Look through the material and copy each line holding "forum".

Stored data
[Start]
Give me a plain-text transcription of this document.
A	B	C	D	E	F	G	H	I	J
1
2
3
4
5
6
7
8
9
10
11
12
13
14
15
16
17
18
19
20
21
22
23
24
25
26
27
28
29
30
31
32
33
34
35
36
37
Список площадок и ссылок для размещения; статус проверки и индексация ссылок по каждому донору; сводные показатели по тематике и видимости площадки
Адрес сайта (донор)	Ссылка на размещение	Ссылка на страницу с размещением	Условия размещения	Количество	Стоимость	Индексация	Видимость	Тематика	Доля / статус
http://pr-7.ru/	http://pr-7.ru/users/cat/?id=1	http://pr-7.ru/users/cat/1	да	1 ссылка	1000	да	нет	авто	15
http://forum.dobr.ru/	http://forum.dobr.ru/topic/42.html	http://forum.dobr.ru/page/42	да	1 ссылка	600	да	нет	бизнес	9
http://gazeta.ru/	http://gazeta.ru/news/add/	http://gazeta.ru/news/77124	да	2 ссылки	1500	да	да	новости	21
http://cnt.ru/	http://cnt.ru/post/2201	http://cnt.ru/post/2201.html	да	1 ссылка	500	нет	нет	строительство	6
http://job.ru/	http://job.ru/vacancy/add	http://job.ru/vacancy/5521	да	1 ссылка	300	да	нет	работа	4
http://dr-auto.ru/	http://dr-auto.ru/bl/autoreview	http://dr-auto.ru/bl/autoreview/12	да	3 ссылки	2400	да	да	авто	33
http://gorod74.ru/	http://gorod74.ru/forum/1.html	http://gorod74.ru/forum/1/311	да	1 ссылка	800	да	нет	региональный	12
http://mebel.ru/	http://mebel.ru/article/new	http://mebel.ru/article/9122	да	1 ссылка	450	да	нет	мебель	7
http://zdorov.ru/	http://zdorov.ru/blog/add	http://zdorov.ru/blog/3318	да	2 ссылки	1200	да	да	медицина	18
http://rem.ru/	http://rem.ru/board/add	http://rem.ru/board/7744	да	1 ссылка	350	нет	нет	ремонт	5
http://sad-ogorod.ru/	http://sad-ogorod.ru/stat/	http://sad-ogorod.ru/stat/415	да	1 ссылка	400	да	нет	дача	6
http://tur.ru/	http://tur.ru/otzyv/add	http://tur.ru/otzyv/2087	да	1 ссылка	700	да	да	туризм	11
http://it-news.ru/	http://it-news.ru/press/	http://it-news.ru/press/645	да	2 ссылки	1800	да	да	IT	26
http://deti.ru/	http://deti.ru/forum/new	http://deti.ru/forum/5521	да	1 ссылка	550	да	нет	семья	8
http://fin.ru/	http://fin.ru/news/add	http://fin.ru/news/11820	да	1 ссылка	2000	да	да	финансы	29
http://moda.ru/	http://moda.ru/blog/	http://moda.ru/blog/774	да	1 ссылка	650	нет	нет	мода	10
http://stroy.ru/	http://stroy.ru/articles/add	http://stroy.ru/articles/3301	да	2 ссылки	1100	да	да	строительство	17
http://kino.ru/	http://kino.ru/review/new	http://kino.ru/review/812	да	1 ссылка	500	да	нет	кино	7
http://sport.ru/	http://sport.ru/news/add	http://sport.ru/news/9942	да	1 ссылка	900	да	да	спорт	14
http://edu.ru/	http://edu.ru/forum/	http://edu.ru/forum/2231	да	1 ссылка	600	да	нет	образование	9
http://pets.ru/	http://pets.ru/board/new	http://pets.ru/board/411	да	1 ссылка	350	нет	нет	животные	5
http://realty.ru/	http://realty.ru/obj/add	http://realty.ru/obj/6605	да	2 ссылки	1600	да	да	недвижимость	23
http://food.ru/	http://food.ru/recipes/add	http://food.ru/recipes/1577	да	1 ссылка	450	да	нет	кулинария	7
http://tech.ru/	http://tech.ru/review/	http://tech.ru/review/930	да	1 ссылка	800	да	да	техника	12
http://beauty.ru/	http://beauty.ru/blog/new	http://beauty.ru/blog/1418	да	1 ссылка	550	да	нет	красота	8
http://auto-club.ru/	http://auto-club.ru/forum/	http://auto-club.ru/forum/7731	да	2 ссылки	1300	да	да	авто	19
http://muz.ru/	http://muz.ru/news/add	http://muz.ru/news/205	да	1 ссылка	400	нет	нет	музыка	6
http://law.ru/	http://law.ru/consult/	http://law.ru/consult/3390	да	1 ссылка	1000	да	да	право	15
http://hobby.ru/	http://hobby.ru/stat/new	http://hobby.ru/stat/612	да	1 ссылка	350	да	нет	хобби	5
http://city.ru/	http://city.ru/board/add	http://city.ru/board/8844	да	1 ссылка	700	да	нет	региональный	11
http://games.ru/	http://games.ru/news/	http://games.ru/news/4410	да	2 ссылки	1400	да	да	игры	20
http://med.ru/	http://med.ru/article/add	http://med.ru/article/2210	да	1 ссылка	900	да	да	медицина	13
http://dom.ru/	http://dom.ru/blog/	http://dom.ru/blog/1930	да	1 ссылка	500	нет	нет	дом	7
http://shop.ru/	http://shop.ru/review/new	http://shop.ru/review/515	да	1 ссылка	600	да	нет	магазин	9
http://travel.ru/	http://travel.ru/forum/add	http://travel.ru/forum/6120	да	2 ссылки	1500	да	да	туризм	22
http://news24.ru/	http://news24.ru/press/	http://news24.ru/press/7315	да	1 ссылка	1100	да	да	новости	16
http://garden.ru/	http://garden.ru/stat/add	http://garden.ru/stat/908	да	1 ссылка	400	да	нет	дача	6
[End]
▶ _Right answer_
http://forum.dobr.ru/	http://forum.dobr.ru/topic/42.html	http://forum.dobr.ru/page/42	да	1 ссылка	600	да	нет	бизнес	9
http://gorod74.ru/	http://gorod74.ru/forum/1.html	http://gorod74.ru/forum/1/311	да	1 ссылка	800	да	нет	региональный	12
http://deti.ru/	http://deti.ru/forum/new	http://deti.ru/forum/5521	да	1 ссылка	550	да	нет	семья	8
http://edu.ru/	http://edu.ru/forum/	http://edu.ru/forum/2231	да	1 ссылка	600	да	нет	образование	9
http://auto-club.ru/	http://auto-club.ru/forum/	http://auto-club.ru/forum/7731	да	2 ссылки	1300	да	да	авто	19
http://travel.ru/	http://travel.ru/forum/add	http://travel.ru/forum/6120	да	2 ссылки	1500	да	да	туризм	22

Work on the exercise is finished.